Aim -
Collect all lines below with the string "access".

Data excerpts -
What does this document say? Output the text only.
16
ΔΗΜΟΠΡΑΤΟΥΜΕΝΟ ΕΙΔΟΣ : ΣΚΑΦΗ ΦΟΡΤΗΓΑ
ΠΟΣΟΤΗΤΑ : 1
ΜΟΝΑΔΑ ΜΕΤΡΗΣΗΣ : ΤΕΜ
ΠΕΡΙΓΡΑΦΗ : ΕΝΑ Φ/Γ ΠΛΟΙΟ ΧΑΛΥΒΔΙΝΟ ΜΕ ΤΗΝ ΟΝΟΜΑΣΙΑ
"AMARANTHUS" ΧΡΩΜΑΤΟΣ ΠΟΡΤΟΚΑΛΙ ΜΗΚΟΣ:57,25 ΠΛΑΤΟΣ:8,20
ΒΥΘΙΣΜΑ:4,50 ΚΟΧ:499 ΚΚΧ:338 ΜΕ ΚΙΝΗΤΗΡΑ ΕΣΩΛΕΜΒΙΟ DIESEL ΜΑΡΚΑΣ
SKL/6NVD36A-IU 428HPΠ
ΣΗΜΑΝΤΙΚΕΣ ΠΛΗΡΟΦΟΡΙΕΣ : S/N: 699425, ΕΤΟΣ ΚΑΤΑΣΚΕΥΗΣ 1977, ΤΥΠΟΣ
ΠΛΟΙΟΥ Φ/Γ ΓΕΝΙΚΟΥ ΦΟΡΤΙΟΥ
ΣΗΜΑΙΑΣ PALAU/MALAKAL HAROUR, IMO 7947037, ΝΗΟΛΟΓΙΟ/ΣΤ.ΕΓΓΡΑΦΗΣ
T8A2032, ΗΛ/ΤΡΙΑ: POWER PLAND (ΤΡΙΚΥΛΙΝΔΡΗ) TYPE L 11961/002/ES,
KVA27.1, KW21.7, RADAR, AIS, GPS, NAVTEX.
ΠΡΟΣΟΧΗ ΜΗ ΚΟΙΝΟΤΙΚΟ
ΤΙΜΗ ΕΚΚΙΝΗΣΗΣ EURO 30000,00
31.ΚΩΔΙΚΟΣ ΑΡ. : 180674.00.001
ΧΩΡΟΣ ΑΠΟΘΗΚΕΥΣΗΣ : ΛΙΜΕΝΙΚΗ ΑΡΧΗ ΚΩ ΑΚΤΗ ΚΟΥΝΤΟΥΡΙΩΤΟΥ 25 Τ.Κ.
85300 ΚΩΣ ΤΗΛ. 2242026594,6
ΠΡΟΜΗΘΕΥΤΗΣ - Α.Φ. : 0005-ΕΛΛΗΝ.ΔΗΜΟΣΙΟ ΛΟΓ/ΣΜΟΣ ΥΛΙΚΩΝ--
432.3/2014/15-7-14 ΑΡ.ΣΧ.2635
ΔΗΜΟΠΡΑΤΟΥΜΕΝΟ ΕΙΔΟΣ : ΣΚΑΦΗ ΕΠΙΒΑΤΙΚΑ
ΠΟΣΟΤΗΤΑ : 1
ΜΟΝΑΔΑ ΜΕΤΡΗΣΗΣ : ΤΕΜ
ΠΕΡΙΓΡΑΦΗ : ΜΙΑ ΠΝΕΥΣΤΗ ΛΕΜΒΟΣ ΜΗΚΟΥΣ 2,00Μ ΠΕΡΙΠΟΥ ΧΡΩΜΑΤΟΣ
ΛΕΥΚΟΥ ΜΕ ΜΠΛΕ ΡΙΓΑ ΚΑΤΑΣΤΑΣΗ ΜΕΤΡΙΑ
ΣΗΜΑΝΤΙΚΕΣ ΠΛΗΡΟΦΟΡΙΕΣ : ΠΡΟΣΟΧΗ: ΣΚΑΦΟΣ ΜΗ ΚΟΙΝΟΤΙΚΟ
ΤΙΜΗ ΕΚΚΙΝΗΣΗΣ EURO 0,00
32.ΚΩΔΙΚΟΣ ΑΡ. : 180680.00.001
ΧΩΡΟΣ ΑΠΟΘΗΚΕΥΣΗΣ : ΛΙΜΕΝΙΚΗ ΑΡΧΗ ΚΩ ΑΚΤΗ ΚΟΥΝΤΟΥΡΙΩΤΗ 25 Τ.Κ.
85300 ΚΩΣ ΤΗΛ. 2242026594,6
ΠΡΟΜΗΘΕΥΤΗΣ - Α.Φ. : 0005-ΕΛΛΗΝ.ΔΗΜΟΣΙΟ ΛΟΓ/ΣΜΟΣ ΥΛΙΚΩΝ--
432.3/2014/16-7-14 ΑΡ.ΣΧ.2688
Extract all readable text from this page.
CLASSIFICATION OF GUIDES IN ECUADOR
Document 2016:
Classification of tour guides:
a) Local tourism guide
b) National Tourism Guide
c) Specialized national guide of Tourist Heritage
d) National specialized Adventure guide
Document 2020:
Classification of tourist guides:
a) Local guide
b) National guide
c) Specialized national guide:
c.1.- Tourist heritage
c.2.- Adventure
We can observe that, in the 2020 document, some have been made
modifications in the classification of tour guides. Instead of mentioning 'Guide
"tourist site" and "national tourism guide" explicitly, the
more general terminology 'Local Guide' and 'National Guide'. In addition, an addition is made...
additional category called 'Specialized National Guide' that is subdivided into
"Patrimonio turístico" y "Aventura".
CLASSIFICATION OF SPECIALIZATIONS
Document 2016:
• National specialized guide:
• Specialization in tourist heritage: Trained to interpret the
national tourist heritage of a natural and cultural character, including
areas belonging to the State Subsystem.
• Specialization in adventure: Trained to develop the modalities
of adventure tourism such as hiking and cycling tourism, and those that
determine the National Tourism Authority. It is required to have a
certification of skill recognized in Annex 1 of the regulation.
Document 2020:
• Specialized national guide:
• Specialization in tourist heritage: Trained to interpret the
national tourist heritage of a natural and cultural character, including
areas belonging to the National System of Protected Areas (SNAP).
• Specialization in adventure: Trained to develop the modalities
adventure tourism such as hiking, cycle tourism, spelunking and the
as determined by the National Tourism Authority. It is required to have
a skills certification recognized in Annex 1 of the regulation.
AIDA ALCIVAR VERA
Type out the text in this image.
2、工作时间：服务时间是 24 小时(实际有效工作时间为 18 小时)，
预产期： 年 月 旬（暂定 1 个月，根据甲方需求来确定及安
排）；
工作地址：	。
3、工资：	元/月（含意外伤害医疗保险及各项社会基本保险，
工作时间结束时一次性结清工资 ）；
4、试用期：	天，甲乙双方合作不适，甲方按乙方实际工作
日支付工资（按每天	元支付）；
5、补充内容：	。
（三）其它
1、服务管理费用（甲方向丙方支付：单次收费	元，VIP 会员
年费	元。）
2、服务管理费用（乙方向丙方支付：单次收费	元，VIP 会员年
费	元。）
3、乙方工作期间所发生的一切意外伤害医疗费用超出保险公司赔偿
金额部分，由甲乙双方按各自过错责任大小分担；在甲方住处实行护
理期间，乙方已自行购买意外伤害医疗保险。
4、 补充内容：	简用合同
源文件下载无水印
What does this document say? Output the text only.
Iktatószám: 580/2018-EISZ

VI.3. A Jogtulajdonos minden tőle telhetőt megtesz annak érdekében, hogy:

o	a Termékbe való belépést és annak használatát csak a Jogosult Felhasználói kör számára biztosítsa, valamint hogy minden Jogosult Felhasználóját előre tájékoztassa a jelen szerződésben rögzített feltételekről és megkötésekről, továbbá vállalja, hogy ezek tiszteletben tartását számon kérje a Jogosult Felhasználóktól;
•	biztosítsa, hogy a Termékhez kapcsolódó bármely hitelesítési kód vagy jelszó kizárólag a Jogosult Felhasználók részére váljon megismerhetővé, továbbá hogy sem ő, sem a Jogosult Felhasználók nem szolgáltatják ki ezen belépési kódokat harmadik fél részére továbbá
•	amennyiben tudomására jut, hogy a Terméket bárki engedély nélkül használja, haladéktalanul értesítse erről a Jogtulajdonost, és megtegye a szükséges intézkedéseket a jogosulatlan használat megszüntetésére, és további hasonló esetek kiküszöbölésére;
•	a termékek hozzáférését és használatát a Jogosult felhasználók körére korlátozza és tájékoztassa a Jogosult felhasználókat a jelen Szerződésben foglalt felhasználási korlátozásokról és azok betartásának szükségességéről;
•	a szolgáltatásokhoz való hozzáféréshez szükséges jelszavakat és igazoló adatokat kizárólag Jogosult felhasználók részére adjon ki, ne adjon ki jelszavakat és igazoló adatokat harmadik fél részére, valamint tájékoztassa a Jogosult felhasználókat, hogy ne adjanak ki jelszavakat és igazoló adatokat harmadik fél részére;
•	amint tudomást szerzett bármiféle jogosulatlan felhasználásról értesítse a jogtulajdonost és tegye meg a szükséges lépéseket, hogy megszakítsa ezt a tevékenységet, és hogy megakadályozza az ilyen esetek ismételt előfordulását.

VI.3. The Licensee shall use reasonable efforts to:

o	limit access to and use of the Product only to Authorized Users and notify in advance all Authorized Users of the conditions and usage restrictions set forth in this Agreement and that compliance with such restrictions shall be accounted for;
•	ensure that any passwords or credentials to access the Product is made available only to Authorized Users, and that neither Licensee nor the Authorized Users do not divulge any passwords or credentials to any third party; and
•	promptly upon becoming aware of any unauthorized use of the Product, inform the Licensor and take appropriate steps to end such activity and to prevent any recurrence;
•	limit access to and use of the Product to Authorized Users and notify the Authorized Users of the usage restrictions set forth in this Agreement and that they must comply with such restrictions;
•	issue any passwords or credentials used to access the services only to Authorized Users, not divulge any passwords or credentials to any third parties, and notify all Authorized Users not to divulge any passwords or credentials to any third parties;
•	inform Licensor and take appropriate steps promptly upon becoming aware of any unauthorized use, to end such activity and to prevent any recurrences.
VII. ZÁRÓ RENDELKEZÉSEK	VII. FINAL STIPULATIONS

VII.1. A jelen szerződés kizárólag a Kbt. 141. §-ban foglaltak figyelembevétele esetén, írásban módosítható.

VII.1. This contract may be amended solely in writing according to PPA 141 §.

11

Task answer -
o	limit access to and use of the Product only to Authorized Users and notify in advance all Authorized Users of the conditions and usage restrictions set forth in this Agreement and that compliance with such restrictions shall be accounted for;
•	ensure that any passwords or credentials to access the Product is made available only to Authorized Users, and that neither Licensee nor the Authorized Users do not divulge any passwords or credentials to any third party; and
•	limit access to and use of the Product to Authorized Users and notify the Authorized Users of the usage restrictions set forth in this Agreement and that they must comply with such restrictions;
•	issue any passwords or credentials used to access the services only to Authorized Users, not divulge any passwords or credentials to any third parties, and notify all Authorized Users not to divulge any passwords or credentials to any third parties;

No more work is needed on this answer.